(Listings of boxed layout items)
Start
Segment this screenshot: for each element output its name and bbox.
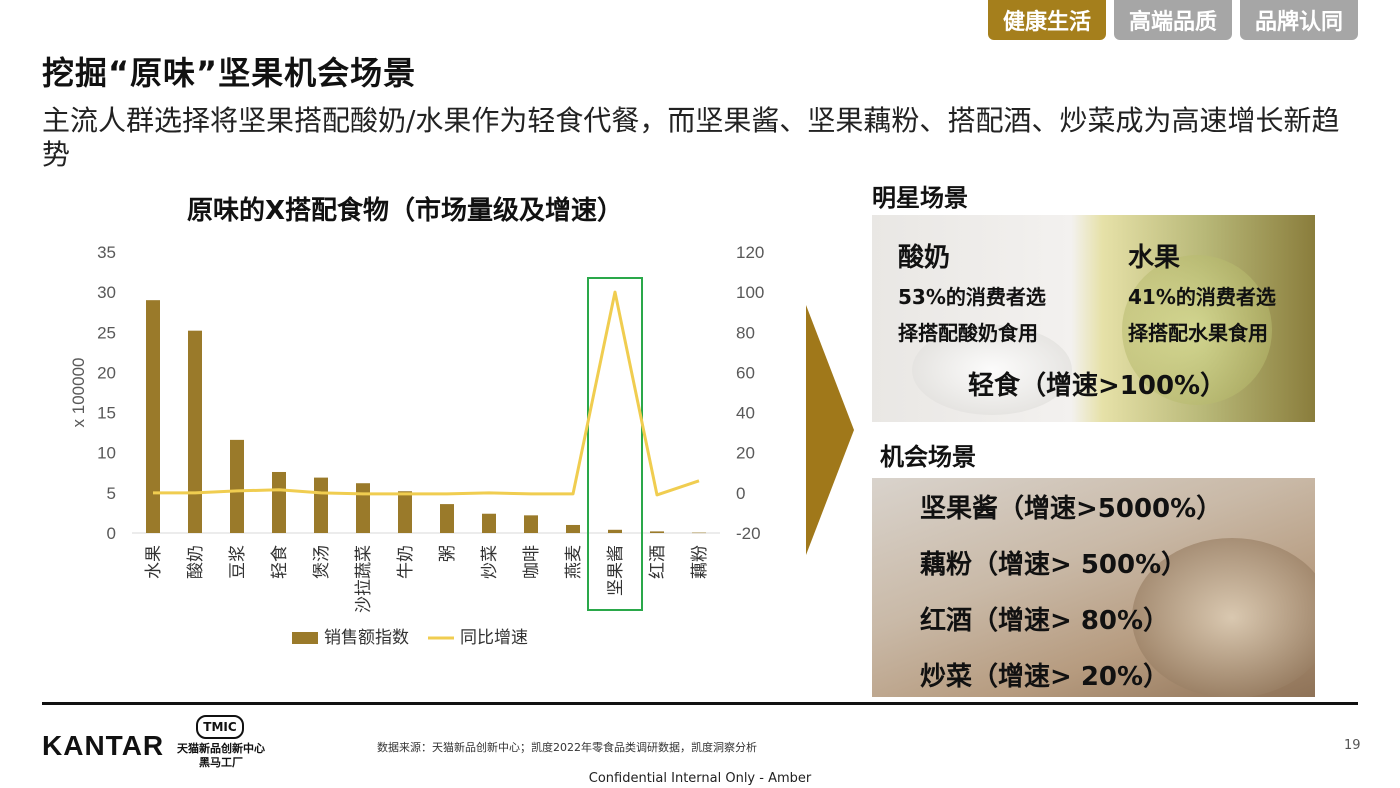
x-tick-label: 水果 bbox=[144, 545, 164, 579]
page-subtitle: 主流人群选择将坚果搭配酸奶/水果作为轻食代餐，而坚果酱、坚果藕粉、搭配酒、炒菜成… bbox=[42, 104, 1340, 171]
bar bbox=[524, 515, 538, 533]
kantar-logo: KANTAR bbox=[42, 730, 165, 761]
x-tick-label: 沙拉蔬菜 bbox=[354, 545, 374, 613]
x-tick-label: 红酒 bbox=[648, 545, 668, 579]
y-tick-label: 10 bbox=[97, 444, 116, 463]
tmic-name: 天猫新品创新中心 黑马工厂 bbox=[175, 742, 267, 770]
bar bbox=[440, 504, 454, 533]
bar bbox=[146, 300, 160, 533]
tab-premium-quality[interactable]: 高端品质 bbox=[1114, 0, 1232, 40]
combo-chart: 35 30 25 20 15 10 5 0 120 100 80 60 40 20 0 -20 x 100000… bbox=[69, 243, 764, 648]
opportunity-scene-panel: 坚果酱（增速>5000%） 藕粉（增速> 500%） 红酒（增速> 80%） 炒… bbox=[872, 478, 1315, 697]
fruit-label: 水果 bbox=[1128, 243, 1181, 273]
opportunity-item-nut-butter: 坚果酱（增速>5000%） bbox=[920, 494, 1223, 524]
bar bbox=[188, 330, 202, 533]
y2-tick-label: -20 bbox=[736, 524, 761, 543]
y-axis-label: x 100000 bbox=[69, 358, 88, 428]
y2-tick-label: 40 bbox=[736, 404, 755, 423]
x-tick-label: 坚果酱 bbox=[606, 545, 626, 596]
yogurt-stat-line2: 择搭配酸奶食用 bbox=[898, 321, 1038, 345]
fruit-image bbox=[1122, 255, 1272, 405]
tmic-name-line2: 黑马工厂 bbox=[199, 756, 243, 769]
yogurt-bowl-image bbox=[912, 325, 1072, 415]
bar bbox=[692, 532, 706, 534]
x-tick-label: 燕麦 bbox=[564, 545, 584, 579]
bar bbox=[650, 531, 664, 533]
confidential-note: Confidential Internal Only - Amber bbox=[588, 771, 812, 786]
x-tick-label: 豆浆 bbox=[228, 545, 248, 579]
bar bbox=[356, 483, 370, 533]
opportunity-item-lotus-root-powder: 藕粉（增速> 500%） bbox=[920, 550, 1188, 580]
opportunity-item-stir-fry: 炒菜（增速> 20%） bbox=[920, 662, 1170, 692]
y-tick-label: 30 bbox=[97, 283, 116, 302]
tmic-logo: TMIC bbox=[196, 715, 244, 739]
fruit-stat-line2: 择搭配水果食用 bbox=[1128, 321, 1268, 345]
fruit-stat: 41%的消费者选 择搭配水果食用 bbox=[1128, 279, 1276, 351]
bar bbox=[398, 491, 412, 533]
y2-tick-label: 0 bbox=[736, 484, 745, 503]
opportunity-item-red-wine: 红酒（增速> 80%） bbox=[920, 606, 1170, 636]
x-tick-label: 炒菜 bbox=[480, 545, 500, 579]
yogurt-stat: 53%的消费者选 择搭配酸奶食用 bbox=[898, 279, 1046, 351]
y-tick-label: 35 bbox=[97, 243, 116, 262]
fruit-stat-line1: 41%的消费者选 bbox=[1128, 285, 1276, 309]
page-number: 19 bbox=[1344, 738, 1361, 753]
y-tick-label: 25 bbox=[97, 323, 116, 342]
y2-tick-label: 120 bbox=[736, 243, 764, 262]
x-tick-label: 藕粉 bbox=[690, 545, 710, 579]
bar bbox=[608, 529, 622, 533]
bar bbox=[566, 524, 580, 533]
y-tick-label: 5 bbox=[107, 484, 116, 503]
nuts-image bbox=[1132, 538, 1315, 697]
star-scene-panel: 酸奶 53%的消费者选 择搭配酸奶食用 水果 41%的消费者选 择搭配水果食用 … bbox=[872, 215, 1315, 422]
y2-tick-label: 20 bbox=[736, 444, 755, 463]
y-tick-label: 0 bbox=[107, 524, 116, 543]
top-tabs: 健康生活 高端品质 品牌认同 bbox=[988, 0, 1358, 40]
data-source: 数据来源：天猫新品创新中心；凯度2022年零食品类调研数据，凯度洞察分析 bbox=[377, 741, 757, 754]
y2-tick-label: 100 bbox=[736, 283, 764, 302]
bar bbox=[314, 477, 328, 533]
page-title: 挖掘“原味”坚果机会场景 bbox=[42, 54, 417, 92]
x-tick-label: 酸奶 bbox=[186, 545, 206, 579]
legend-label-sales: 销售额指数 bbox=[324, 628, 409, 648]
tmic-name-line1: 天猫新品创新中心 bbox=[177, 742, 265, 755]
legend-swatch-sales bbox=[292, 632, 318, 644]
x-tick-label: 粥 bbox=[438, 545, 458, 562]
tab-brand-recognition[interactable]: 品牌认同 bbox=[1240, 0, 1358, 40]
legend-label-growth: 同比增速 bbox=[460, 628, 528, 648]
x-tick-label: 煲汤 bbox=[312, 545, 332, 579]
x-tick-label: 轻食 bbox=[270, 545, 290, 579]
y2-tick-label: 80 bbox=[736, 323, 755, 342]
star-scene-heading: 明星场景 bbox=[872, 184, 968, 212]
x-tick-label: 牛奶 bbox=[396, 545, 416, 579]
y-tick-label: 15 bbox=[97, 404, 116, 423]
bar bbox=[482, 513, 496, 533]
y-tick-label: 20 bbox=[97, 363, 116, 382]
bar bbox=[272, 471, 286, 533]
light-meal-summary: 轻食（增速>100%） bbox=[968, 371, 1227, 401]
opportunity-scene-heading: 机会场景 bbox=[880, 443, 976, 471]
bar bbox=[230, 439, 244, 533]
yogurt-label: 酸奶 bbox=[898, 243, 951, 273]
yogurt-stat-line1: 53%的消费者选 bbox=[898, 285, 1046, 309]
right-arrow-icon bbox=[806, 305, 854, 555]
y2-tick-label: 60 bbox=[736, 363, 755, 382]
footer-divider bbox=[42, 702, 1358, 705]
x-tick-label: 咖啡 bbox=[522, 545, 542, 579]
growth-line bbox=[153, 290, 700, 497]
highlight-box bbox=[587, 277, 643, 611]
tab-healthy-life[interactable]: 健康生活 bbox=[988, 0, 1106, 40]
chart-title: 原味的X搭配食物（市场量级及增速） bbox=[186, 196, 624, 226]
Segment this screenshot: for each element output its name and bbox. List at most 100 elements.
End
Start
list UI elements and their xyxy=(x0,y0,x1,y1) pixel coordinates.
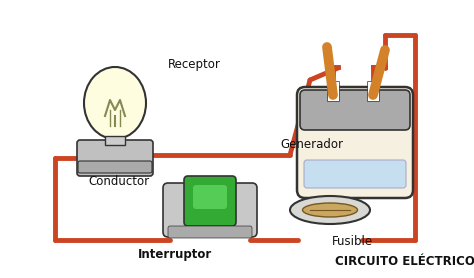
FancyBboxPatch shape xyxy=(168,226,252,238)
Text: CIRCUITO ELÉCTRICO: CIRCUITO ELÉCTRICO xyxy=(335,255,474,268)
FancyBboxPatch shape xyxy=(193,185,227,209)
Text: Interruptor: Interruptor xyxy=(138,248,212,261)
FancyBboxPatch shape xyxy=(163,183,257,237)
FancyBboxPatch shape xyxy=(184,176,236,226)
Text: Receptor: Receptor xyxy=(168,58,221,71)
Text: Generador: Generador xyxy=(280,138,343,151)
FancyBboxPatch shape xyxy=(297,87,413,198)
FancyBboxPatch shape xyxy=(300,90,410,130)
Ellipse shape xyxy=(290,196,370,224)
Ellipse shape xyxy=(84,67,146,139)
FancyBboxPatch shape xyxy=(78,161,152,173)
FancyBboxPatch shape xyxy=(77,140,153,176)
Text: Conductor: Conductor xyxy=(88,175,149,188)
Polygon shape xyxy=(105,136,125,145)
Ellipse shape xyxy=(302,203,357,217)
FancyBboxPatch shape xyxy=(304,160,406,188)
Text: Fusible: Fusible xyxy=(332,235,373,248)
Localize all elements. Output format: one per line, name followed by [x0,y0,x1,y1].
End
Written instruction => Change "pixel coordinates" to "screen coordinates" in the entries starting at the line that contains "list UI elements" and ending at the line that contains "Localize all elements.", leaving everything else as it is. Give those lines again without the pictures.

Correct response =>
list UI elements and their xyxy=(x0,y0,x1,y1) screen coordinates.
FancyBboxPatch shape xyxy=(168,226,252,238)
Text: CIRCUITO ELÉCTRICO: CIRCUITO ELÉCTRICO xyxy=(335,255,474,268)
FancyBboxPatch shape xyxy=(193,185,227,209)
Text: Interruptor: Interruptor xyxy=(138,248,212,261)
FancyBboxPatch shape xyxy=(163,183,257,237)
FancyBboxPatch shape xyxy=(184,176,236,226)
Text: Receptor: Receptor xyxy=(168,58,221,71)
Text: Generador: Generador xyxy=(280,138,343,151)
FancyBboxPatch shape xyxy=(297,87,413,198)
FancyBboxPatch shape xyxy=(300,90,410,130)
Ellipse shape xyxy=(290,196,370,224)
Ellipse shape xyxy=(84,67,146,139)
FancyBboxPatch shape xyxy=(78,161,152,173)
FancyBboxPatch shape xyxy=(77,140,153,176)
Text: Conductor: Conductor xyxy=(88,175,149,188)
Polygon shape xyxy=(105,136,125,145)
Ellipse shape xyxy=(302,203,357,217)
FancyBboxPatch shape xyxy=(304,160,406,188)
Text: Fusible: Fusible xyxy=(332,235,373,248)
Localize all elements. Output format: one per line, name followed by [x0,y0,x1,y1].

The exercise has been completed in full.